▶ Problem requirements:
Collect every line in the records below that contains the word "screenshot".

___

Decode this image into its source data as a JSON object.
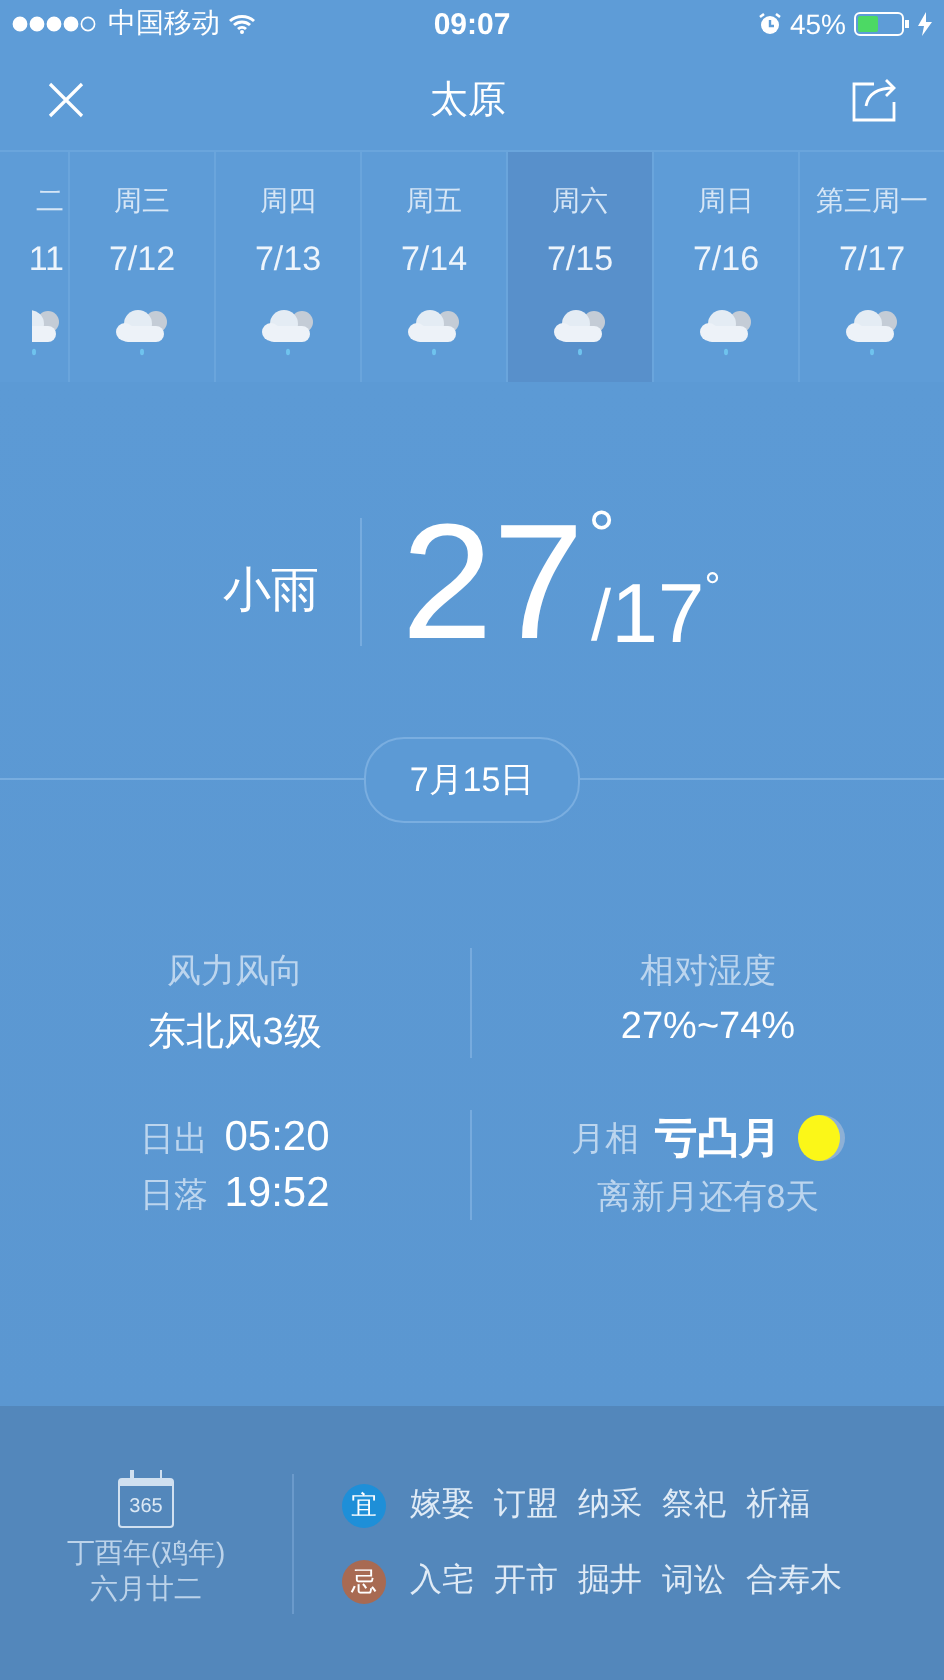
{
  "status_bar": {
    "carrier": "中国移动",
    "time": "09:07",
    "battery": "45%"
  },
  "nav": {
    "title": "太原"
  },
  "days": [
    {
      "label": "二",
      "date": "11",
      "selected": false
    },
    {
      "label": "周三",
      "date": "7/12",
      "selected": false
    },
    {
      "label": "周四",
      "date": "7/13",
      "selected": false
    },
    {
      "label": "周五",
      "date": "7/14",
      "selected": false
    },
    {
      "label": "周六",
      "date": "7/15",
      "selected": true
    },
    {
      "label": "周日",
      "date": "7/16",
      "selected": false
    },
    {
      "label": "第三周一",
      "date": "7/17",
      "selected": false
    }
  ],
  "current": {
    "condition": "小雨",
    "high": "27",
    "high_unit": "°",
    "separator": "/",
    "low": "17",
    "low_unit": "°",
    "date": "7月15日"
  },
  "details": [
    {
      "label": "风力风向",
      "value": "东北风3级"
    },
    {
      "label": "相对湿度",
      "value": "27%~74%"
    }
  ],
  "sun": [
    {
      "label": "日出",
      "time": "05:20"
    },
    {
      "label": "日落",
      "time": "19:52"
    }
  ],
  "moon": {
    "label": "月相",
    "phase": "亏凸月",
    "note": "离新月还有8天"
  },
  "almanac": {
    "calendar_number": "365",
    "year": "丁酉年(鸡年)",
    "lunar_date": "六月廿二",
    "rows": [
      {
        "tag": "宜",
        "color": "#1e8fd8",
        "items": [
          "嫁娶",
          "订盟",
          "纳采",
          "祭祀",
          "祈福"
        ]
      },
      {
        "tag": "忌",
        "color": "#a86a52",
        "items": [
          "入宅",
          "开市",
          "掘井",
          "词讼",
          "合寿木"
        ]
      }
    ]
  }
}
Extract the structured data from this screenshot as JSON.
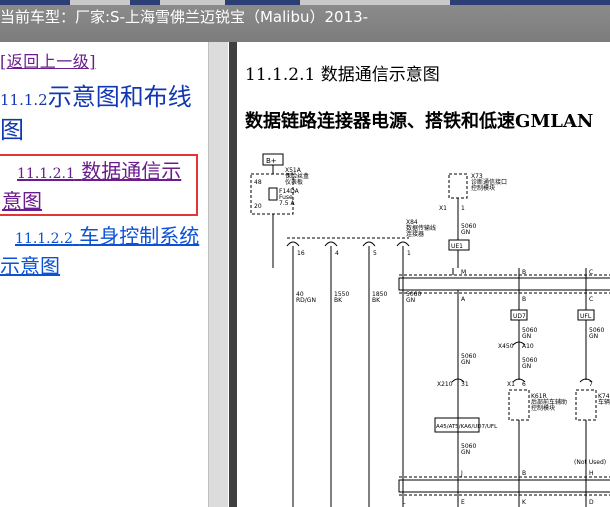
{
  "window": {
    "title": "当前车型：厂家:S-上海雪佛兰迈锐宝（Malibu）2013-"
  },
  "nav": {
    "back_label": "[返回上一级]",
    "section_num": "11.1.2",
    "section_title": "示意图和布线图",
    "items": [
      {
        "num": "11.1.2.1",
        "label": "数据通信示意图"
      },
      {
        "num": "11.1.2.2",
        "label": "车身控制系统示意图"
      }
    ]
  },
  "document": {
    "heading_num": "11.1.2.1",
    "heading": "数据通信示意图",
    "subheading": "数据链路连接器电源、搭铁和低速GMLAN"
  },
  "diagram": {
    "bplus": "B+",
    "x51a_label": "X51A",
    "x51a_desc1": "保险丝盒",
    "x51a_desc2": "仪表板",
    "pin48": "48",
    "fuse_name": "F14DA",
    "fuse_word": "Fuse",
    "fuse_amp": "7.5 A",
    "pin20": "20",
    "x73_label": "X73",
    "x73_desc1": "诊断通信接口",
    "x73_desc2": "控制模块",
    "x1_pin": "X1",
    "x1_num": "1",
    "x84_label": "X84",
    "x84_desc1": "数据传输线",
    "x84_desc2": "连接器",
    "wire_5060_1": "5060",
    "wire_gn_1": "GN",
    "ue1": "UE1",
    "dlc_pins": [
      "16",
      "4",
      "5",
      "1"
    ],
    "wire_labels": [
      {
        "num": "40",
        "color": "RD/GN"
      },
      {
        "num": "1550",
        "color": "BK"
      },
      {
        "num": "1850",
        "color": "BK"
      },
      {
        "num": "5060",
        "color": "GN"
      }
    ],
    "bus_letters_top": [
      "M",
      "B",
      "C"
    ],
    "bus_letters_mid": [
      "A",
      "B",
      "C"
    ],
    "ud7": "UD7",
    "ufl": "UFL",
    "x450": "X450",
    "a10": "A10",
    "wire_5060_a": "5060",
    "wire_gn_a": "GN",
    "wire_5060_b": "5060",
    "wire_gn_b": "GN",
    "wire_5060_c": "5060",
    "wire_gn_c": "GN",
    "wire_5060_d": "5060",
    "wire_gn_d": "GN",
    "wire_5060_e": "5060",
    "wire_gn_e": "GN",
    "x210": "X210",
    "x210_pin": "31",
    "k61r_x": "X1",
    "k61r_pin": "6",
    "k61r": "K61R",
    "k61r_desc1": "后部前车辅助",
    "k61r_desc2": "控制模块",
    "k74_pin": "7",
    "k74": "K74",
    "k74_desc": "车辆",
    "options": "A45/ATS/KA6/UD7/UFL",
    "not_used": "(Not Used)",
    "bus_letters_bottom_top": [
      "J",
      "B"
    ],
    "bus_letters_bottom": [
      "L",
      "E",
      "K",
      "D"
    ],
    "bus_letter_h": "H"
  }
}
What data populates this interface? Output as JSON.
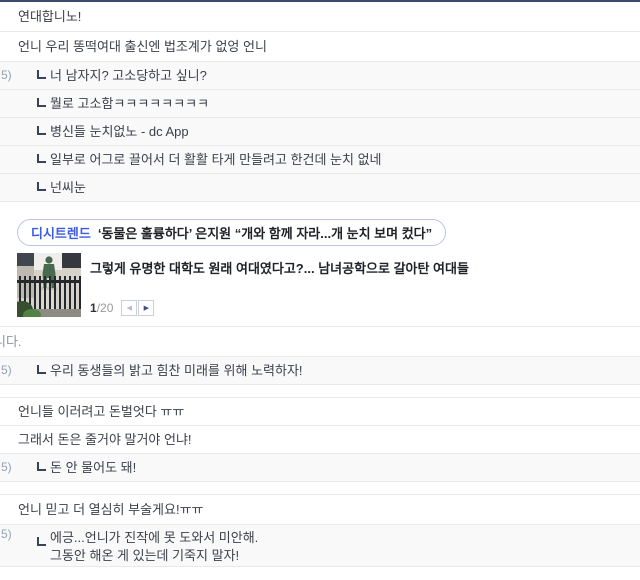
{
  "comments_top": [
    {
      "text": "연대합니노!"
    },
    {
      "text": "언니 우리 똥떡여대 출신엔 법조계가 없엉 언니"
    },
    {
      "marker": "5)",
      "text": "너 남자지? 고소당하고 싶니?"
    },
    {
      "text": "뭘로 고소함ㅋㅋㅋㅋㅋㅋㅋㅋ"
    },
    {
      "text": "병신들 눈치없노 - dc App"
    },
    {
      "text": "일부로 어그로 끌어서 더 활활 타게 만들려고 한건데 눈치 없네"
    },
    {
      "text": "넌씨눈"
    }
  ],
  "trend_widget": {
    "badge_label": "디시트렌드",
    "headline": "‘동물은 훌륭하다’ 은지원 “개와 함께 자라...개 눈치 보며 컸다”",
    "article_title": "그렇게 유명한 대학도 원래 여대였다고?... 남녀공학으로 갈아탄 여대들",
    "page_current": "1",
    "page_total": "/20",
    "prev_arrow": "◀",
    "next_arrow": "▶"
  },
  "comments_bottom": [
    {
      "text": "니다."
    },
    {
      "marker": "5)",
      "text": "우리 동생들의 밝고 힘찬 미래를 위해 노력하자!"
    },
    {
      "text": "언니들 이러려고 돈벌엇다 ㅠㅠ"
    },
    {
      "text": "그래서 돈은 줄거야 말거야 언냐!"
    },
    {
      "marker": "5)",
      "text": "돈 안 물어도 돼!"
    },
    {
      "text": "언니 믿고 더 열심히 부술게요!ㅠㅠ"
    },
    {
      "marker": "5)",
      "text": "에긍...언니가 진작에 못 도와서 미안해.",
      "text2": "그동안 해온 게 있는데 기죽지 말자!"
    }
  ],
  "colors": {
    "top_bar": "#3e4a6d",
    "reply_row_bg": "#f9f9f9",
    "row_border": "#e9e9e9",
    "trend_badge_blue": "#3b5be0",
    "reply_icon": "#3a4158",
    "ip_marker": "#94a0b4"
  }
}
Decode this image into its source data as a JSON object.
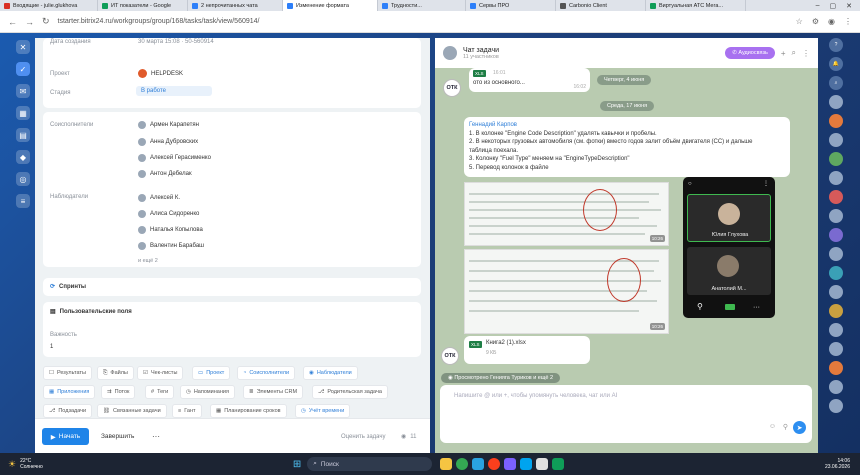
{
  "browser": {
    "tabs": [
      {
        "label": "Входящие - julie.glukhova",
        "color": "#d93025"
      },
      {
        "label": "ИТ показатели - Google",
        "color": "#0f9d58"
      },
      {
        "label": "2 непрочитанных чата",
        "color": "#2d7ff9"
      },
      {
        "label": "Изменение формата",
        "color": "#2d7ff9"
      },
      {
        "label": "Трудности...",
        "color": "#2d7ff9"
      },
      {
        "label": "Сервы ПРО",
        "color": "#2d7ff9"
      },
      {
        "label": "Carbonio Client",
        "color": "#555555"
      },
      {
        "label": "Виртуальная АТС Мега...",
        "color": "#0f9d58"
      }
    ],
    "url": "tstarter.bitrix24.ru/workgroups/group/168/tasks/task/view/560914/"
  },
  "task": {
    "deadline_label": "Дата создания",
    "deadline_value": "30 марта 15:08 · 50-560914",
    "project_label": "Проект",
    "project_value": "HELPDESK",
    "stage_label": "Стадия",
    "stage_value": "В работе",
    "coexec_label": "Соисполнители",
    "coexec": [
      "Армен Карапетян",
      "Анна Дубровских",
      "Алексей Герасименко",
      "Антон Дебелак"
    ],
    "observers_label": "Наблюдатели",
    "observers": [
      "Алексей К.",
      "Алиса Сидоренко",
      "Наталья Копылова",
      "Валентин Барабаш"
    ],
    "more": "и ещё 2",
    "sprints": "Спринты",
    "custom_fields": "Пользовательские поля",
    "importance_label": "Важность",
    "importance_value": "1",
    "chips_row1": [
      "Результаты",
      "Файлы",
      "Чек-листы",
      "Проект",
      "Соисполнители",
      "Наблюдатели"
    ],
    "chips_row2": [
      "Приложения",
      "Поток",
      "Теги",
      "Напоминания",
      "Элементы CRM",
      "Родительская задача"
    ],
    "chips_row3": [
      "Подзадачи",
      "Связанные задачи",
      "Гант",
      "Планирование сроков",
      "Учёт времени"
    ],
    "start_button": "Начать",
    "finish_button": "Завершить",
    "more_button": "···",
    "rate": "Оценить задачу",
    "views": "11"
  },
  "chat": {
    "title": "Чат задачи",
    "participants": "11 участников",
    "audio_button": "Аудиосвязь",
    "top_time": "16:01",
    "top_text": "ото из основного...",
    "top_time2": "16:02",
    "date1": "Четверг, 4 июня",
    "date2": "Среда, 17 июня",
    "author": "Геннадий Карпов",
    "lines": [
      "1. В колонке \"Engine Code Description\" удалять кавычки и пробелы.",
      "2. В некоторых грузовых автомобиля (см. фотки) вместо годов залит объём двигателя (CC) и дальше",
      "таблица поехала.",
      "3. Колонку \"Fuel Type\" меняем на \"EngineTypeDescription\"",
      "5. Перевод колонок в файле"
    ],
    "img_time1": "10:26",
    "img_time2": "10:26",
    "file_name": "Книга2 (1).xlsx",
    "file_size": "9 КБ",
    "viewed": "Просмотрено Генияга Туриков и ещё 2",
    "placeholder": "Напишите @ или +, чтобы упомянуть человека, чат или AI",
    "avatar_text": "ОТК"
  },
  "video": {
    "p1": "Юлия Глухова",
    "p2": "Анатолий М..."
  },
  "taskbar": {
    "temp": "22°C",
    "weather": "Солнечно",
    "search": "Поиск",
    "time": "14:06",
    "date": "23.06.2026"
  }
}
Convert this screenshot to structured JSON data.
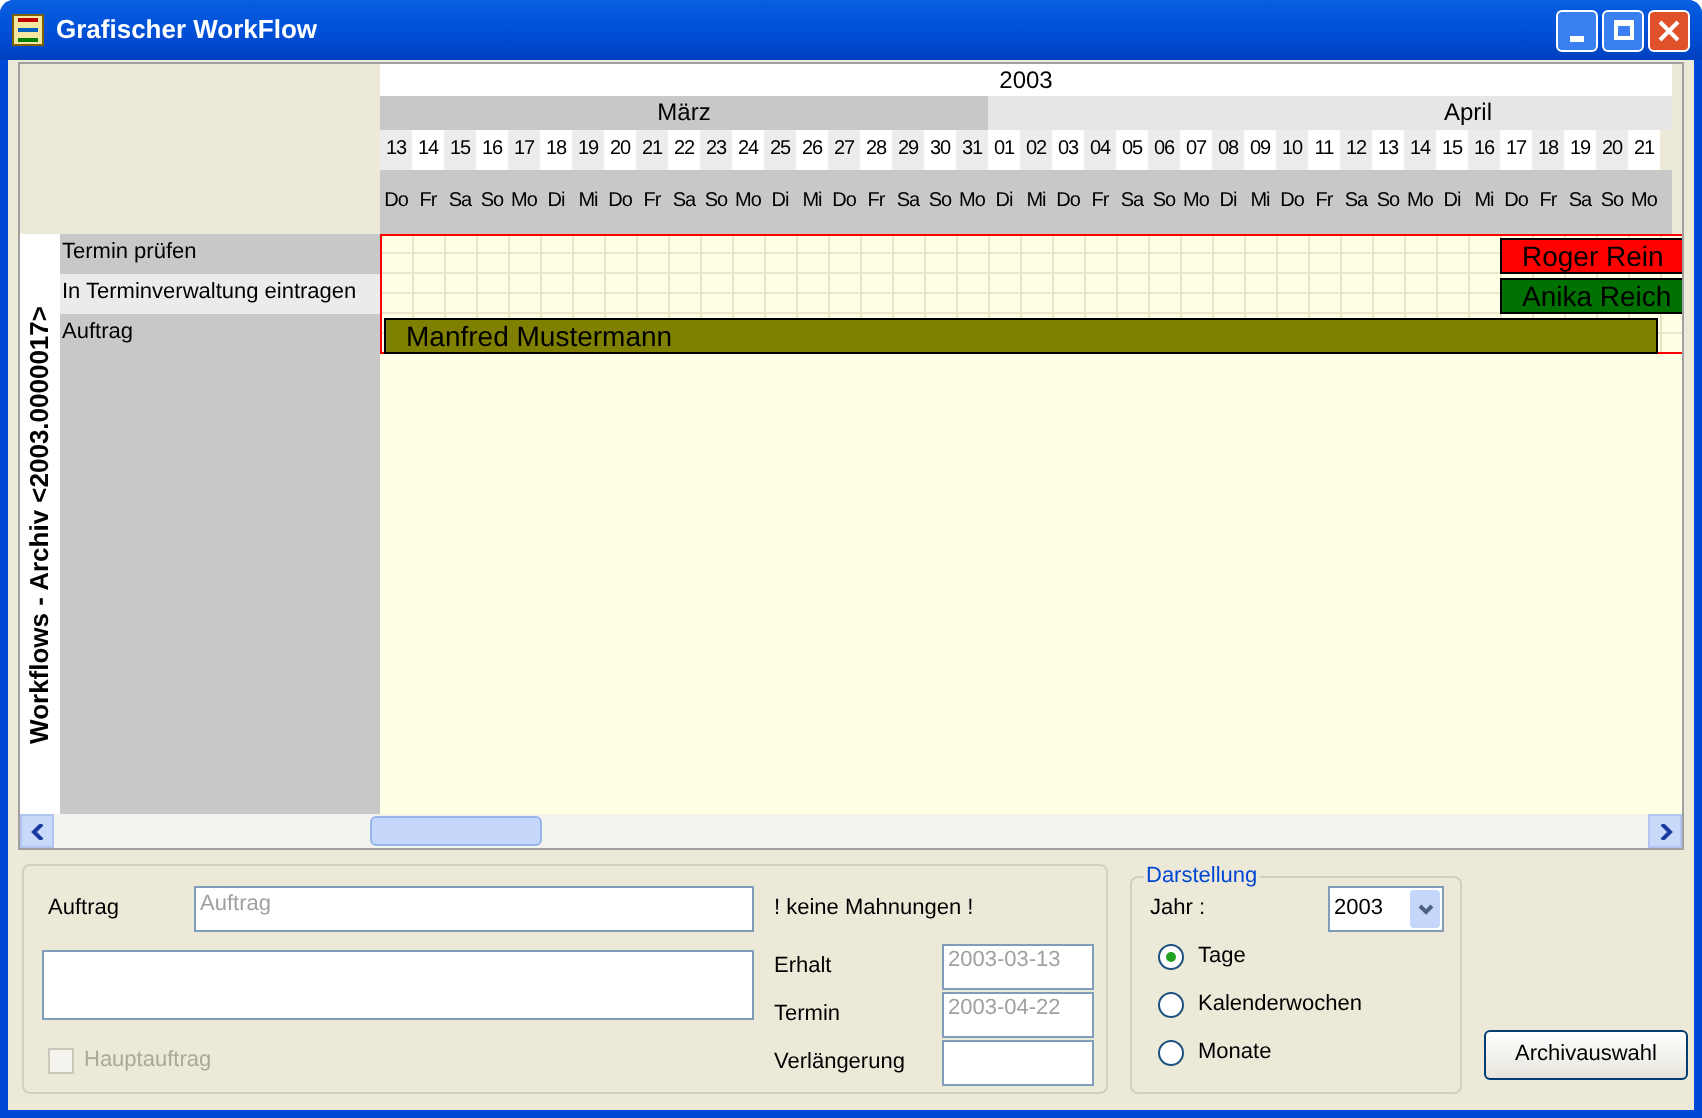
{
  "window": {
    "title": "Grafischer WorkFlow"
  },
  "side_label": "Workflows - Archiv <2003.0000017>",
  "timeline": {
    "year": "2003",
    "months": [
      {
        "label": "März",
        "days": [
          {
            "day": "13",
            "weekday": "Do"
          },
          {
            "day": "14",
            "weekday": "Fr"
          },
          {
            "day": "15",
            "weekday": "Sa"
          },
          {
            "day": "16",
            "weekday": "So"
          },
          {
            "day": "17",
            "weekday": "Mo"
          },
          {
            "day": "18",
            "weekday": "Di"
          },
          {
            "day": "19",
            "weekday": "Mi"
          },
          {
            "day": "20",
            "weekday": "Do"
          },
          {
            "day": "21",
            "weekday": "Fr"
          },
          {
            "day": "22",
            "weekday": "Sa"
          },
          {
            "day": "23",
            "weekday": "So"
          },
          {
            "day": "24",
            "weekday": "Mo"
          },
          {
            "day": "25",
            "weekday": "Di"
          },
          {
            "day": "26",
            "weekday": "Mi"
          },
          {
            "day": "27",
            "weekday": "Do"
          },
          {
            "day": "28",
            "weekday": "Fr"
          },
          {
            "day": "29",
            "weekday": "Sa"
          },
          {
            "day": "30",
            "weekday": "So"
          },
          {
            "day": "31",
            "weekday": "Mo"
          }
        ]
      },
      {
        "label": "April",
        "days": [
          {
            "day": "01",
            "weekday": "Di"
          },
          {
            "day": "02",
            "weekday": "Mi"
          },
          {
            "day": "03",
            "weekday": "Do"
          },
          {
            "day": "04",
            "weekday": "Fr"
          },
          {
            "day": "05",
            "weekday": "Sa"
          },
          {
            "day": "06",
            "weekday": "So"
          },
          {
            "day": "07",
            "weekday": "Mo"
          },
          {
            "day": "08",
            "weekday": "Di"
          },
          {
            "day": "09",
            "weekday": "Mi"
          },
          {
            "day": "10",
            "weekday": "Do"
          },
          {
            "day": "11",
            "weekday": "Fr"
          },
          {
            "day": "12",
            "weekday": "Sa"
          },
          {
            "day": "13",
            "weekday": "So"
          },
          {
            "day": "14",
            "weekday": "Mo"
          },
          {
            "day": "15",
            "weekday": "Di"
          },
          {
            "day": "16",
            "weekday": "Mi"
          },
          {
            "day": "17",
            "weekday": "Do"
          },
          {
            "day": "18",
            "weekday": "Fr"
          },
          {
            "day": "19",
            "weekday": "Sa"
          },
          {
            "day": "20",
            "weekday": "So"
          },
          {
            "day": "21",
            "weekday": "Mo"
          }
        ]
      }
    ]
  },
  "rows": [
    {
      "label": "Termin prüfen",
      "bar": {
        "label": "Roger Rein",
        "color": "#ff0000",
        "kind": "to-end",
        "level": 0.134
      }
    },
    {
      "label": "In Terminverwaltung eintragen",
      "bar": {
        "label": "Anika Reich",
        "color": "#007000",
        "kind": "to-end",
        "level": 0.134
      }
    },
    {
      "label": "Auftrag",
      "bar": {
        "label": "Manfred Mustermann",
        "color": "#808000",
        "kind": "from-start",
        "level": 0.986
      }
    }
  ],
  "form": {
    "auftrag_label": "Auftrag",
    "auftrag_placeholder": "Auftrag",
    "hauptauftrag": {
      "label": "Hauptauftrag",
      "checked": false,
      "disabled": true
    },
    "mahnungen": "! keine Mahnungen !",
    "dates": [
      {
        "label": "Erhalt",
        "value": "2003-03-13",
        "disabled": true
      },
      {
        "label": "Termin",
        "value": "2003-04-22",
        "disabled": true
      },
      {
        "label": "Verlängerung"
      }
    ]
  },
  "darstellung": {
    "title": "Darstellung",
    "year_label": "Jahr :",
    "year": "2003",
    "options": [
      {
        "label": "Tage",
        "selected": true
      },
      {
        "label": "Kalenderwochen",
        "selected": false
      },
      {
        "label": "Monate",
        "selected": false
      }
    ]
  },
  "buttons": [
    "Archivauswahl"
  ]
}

___

▶ Exercise output:
Extract the structured data from this screenshot as JSON.
Convert this screenshot to structured JSON data.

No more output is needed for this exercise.